_Text excerpt_
══════

8. The Knife — Silent Shout

Confession time: I never heard this album until last week. I was aware of it at the time — it was Pitchfork’s No. 1 album of the year. But I did not buy it, illegally download it, or get a free copy from a publicist. And those were the three ways I heard new music in 2006. This was the window of time between illegal downloads becoming untenable (unless you wanted to shred your laptop with malware) and streaming music being widely available (which didn’t happen until the 2010s). So, this was possibly the last time when you had a good excuse to not hear an album everybody was talking about. In this case, I was missing out, because this album rules! It sounds like Max Martin if he listened exclusive to Bauhaus. And it hits especially hard if you are traversing the frigid tundra of western, central, eastern, and southern Wisconsin in mid-January.

7. My Morning Jacket — Okonokos

This, on the other hand, is one of the two or three albums I played the most in 2006. (Again, it’s the apple bong of it all.)

6. Jenny Lewis with The Watson Twins — Rabbit Fur Coat

My No. 1 album of 2006, as determined by me at the end of 2006. At this point, it’s not even my favorite Jenny Lewis record. (That would be On The Line, which I’ll be discussing in 2029 for my “Favorite Albums Of 2019” column.) But it still has a very warm place in my heart, both as a “time and place” record (no other album is more closely associated in my mind with moving to a new town with my wife) and as an impeccable slice of country-soul with some of my favorite Jenny Lewis songs (“The Charging Sky,” “You Are What You Love,” “Rise Up With Fists!!”). This record is also responsible for me liking Jenny Lewis solo albums more than Rilo Kiley, a position that seems more contentious in 2026 than it did in 2006.

══════

_Entries_
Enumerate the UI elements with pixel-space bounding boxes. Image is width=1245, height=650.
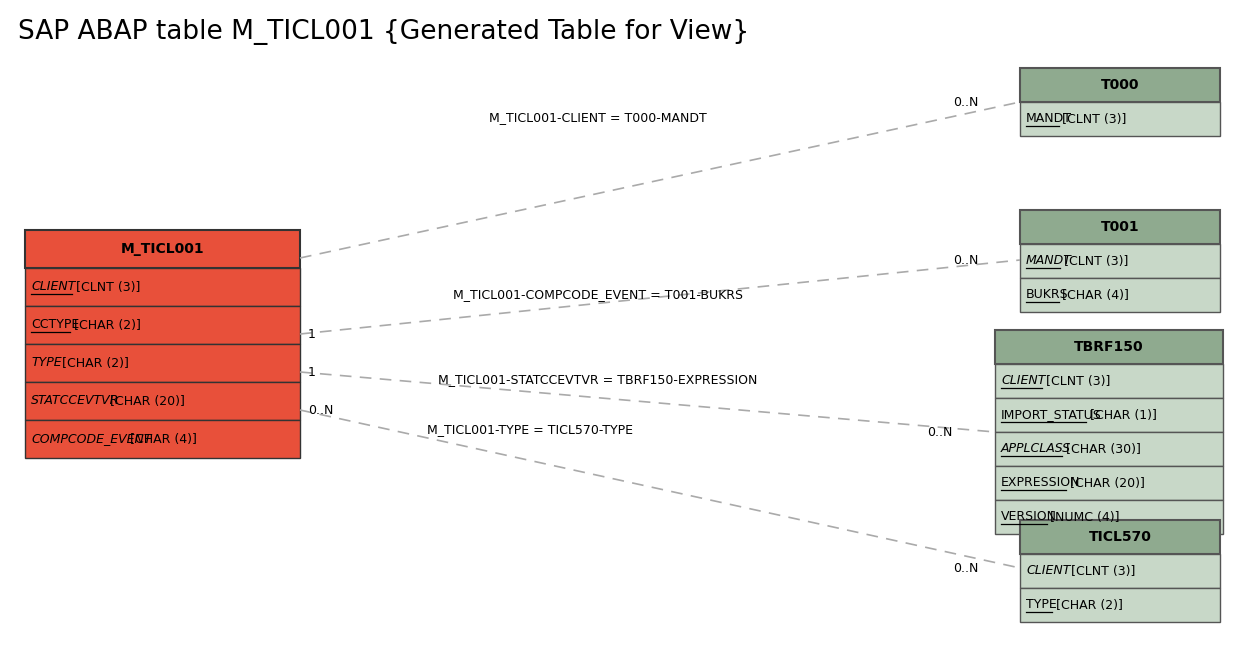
Text: STATCCEVTVR: STATCCEVTVR (31, 395, 120, 408)
Text: T001: T001 (1101, 220, 1139, 234)
Text: 0..N: 0..N (952, 96, 979, 109)
Text: [CHAR (4)]: [CHAR (4)] (126, 432, 197, 445)
Bar (995, 398, 1223, 432)
Text: APPLCLASS: APPLCLASS (1001, 443, 1071, 456)
Bar (1020, 520, 1220, 554)
Text: CLIENT: CLIENT (1026, 564, 1071, 577)
Text: T000: T000 (1101, 78, 1139, 92)
Text: [CLNT (3)]: [CLNT (3)] (1042, 374, 1111, 387)
Text: TYPE: TYPE (31, 356, 61, 369)
Text: VERSION: VERSION (1001, 510, 1057, 523)
Text: SAP ABAP table M_TICL001 {Generated Table for View}: SAP ABAP table M_TICL001 {Generated Tabl… (17, 19, 749, 45)
Text: [NUMC (4)]: [NUMC (4)] (1047, 510, 1121, 523)
Text: [CHAR (20)]: [CHAR (20)] (1066, 476, 1145, 489)
Bar (25, 306, 300, 344)
Text: M_TICL001: M_TICL001 (121, 242, 204, 256)
Bar (995, 330, 1223, 364)
Text: 0..N: 0..N (952, 254, 979, 266)
Text: M_TICL001-CLIENT = T000-MANDT: M_TICL001-CLIENT = T000-MANDT (489, 112, 707, 125)
Bar (995, 364, 1223, 398)
Bar (25, 230, 300, 268)
Text: [CLNT (3)]: [CLNT (3)] (72, 281, 141, 294)
Text: EXPRESSION: EXPRESSION (1001, 476, 1081, 489)
Text: 0..N: 0..N (952, 562, 979, 575)
Bar (1020, 244, 1220, 278)
Bar (1020, 210, 1220, 244)
Text: [CHAR (30)]: [CHAR (30)] (1062, 443, 1142, 456)
Text: COMPCODE_EVENT: COMPCODE_EVENT (31, 432, 152, 445)
Text: TBRF150: TBRF150 (1074, 340, 1144, 354)
Text: BUKRS: BUKRS (1026, 289, 1068, 302)
Text: CLIENT: CLIENT (1001, 374, 1046, 387)
Bar (995, 500, 1223, 534)
Bar (25, 420, 300, 458)
Text: 1: 1 (308, 365, 316, 378)
Text: 0..N: 0..N (928, 426, 952, 439)
Text: CLIENT: CLIENT (31, 281, 76, 294)
Bar (995, 466, 1223, 500)
Bar (1020, 588, 1220, 622)
Text: [CHAR (20)]: [CHAR (20)] (106, 395, 184, 408)
Text: [CLNT (3)]: [CLNT (3)] (1059, 255, 1128, 268)
Bar (1020, 102, 1220, 136)
Text: [CLNT (3)]: [CLNT (3)] (1067, 564, 1135, 577)
Text: MANDT: MANDT (1026, 112, 1072, 125)
Text: CCTYPE: CCTYPE (31, 318, 80, 332)
Text: MANDT: MANDT (1026, 255, 1072, 268)
Text: [CHAR (4)]: [CHAR (4)] (1058, 289, 1129, 302)
Text: 1: 1 (308, 328, 316, 341)
Text: TYPE: TYPE (1026, 599, 1057, 612)
Text: [CHAR (2)]: [CHAR (2)] (59, 356, 129, 369)
Bar (25, 344, 300, 382)
Text: [CHAR (2)]: [CHAR (2)] (1052, 599, 1123, 612)
Text: M_TICL001-STATCCEVTVR = TBRF150-EXPRESSION: M_TICL001-STATCCEVTVR = TBRF150-EXPRESSI… (438, 374, 758, 387)
Text: [CLNT (3)]: [CLNT (3)] (1058, 112, 1127, 125)
Bar (25, 382, 300, 420)
Text: 0..N: 0..N (308, 404, 334, 417)
Bar (1020, 278, 1220, 312)
Text: IMPORT_STATUS: IMPORT_STATUS (1001, 408, 1102, 421)
Text: [CHAR (2)]: [CHAR (2)] (70, 318, 141, 332)
Bar (1020, 554, 1220, 588)
Text: [CHAR (1)]: [CHAR (1)] (1086, 408, 1157, 421)
Text: TICL570: TICL570 (1088, 530, 1152, 544)
Bar (1020, 68, 1220, 102)
Bar (25, 268, 300, 306)
Text: M_TICL001-COMPCODE_EVENT = T001-BUKRS: M_TICL001-COMPCODE_EVENT = T001-BUKRS (453, 289, 743, 302)
Bar (995, 432, 1223, 466)
Text: M_TICL001-TYPE = TICL570-TYPE: M_TICL001-TYPE = TICL570-TYPE (427, 424, 632, 437)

══════

_Stated task_
From the 2006 albums excerpt, copy the stretch from "My No. 1 album" through "did in 2006." word for word.

_The output_
My No. 1 album of 2006, as determined by me at the end of 2006. At this point, it’s not even my favorite Jenny Lewis record. (That would be On The Line, which I’ll be discussing in 2029 for my “Favorite Albums Of 2019” column.) But it still has a very warm place in my heart, both as a “time and place” record (no other album is more closely associated in my mind with moving to a new town with my wife) and as an impeccable slice of country-soul with some of my favorite Jenny Lewis songs (“The Charging Sky,” “You Are What You Love,” “Rise Up With Fists!!”). This record is also responsible for me liking Jenny Lewis solo albums more than Rilo Kiley, a position that seems more contentious in 2026 than it did in 2006.